__Stated goal__
Omit every picture and return the rest of the data unaltered.

Data records:
------------

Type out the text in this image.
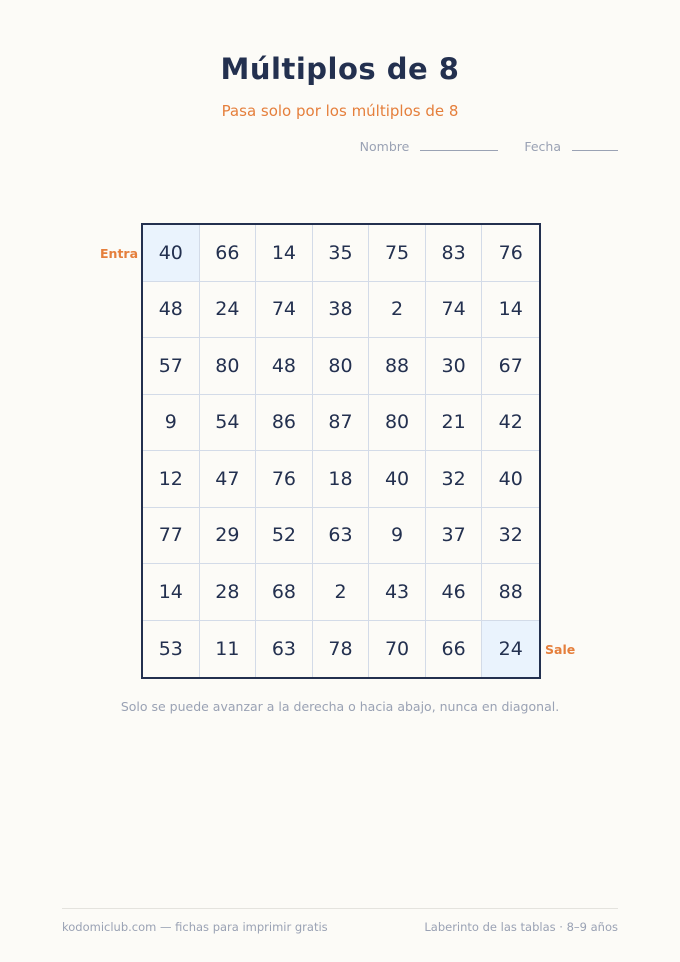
Múltiplos de 8
Pasa solo por los múltiplos de 8
Nombre	Fecha
Entra
Sale
40	66	14	35	75	83	76
48	24	74	38	2	74	14
57	80	48	80	88	30	67
9	54	86	87	80	21	42
12	47	76	18	40	32	40
77	29	52	63	9	37	32
14	28	68	2	43	46	88
53	11	63	78	70	66	24
Solo se puede avanzar a la derecha o hacia abajo, nunca en diagonal.
kodomiclub.com — fichas para imprimir gratis	Laberinto de las tablas · 8–9 años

------------

__Output__
Type out the text in this image.
Múltiplos de 8
Pasa solo por los múltiplos de 8
Nombre	Fecha
Entra
Sale
40	66	14	35	75	83	76
48	24	74	38	2	74	14
57	80	48	80	88	30	67
9	54	86	87	80	21	42
12	47	76	18	40	32	40
77	29	52	63	9	37	32
14	28	68	2	43	46	88
53	11	63	78	70	66	24
Solo se puede avanzar a la derecha o hacia abajo, nunca en diagonal.
kodomiclub.com — fichas para imprimir gratis	Laberinto de las tablas · 8–9 años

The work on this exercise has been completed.